- PROBLEM STATEMENT
Using the records provided below, locate and copy each line that contains the word "JSON".
## START
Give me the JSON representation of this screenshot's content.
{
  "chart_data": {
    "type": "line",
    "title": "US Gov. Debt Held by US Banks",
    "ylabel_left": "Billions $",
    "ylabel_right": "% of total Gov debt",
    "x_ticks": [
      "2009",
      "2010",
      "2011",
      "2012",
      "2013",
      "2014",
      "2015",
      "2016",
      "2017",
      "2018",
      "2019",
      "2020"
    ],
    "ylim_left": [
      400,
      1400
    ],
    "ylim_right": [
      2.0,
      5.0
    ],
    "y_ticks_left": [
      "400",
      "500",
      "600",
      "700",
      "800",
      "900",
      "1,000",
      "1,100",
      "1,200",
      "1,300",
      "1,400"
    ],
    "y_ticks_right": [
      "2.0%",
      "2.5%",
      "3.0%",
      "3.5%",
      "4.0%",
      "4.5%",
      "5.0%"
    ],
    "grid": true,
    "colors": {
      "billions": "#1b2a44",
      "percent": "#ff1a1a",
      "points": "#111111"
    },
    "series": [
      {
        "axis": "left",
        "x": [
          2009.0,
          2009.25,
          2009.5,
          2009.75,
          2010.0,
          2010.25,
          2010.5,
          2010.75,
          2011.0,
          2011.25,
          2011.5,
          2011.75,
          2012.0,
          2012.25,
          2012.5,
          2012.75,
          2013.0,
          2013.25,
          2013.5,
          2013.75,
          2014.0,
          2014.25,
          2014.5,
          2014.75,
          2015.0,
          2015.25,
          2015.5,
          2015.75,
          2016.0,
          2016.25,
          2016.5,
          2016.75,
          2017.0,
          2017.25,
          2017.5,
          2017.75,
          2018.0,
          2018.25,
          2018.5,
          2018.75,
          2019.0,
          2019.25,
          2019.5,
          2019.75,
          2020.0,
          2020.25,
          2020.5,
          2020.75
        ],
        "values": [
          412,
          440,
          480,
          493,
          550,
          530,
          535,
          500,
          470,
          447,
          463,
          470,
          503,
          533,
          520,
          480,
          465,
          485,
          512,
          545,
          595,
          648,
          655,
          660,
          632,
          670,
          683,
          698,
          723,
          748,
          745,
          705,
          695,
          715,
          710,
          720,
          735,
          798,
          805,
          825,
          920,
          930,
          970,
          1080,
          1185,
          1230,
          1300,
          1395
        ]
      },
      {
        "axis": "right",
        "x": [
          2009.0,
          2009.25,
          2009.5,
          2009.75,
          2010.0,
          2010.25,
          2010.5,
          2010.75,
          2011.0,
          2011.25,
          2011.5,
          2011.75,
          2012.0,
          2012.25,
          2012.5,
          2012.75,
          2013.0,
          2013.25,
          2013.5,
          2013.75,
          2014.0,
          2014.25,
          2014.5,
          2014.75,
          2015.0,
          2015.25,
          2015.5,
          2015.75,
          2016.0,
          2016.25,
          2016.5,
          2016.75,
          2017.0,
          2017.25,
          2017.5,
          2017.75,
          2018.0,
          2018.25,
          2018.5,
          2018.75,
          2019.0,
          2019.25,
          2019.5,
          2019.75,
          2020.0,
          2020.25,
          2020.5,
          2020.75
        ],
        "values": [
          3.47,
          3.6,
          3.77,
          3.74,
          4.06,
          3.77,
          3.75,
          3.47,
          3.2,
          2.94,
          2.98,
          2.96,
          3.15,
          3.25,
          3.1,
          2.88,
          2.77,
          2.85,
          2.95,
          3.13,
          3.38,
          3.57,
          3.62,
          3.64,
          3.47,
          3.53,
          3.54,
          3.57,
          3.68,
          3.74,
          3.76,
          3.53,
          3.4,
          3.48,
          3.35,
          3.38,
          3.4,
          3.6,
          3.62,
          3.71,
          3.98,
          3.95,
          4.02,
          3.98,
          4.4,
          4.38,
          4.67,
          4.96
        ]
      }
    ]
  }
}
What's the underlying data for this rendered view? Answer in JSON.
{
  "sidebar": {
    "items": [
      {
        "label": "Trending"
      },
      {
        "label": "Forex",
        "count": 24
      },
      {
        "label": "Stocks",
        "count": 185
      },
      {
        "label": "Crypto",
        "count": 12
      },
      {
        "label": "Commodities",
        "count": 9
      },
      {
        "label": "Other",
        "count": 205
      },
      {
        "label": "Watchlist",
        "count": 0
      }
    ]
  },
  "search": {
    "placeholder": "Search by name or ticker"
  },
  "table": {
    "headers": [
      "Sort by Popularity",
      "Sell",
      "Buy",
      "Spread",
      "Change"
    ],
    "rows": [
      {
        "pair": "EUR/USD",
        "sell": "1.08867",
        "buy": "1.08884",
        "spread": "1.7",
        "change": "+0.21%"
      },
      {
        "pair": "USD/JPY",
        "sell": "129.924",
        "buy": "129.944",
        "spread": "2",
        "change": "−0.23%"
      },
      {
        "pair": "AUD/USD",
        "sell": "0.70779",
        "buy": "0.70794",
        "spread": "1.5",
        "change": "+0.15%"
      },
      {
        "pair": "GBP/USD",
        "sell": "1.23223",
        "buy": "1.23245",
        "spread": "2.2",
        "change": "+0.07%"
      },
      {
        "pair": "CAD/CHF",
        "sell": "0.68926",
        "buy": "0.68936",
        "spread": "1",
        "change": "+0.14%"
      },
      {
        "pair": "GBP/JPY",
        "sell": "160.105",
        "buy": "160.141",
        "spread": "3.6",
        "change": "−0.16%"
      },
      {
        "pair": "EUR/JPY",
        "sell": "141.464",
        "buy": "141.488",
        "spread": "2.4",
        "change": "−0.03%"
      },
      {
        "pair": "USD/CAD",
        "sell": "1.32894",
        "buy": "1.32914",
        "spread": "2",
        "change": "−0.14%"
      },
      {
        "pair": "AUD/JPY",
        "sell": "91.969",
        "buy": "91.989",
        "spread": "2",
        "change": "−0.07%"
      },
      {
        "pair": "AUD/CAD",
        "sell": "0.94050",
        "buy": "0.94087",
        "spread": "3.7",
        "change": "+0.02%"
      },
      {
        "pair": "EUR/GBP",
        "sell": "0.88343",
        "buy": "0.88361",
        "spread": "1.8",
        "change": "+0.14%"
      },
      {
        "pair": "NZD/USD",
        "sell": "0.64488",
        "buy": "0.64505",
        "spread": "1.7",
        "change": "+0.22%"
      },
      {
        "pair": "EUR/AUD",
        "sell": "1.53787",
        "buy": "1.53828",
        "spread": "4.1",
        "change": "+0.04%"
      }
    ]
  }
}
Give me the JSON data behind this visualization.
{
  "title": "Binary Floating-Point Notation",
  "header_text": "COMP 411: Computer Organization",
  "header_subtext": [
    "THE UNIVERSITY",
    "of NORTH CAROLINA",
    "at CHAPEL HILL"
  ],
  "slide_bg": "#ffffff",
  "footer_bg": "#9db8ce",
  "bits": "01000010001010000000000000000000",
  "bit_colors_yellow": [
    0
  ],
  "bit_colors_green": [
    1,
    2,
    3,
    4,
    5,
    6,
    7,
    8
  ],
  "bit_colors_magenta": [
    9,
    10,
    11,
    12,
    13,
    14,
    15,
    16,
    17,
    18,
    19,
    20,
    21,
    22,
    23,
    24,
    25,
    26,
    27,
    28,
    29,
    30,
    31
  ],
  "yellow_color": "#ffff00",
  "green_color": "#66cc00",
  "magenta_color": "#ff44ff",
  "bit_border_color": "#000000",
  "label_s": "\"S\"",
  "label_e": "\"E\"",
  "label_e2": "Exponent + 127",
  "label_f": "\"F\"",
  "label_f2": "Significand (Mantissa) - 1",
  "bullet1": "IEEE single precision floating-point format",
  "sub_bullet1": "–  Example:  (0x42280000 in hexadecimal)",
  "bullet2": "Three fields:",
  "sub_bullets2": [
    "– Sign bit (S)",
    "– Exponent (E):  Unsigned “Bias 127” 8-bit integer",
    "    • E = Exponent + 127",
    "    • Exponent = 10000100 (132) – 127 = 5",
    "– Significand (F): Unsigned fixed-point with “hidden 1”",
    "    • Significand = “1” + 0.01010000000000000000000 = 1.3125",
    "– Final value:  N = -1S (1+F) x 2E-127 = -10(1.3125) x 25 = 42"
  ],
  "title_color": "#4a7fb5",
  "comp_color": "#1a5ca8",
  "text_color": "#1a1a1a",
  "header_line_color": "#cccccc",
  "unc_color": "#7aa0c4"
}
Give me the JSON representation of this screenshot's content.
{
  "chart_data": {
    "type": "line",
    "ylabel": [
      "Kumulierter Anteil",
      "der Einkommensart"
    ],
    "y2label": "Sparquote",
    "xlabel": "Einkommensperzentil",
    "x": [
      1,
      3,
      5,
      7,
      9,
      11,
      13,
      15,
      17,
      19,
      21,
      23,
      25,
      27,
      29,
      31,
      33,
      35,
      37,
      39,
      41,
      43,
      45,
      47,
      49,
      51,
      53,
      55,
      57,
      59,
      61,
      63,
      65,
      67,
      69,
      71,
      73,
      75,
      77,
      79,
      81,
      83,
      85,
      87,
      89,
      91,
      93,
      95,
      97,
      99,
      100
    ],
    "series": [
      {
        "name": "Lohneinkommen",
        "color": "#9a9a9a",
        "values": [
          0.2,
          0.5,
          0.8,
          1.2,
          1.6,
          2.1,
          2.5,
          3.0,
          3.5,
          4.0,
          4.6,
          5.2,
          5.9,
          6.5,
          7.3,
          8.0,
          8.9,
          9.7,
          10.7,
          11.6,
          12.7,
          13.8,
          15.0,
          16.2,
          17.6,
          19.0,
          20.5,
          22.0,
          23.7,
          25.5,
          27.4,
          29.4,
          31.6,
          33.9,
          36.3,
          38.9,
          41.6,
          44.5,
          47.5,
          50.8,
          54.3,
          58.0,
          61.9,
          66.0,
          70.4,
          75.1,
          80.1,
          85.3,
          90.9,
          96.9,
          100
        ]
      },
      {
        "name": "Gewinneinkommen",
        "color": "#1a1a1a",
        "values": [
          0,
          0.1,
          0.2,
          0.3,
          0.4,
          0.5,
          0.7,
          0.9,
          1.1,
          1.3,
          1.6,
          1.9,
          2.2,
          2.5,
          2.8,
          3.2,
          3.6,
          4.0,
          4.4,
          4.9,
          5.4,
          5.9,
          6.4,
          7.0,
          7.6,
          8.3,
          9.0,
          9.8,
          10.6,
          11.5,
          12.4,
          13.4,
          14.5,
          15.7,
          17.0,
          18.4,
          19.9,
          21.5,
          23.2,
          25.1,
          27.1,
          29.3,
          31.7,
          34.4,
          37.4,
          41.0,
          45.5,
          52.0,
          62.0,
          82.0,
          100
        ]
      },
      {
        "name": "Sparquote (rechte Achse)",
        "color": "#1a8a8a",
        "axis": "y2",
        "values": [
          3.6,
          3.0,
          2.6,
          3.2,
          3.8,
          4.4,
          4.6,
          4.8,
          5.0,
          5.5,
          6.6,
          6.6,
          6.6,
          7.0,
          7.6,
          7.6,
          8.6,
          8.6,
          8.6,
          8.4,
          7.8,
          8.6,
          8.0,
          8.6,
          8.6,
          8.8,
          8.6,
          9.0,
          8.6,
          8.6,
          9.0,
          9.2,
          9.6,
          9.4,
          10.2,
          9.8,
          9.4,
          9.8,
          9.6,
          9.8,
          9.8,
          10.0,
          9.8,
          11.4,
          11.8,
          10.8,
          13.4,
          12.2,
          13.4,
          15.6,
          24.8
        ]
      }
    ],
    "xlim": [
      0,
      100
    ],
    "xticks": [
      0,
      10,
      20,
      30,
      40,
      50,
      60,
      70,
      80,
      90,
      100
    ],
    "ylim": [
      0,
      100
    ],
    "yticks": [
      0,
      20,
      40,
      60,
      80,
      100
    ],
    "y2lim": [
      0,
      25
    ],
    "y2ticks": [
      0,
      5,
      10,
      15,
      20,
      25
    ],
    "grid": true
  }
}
## END
- SOLUTION
Give me the JSON representation of this screenshot's content.
What's the underlying data for this rendered view? Answer in JSON.
Give me the JSON data behind this visualization.
Give me the JSON representation of this screenshot's content.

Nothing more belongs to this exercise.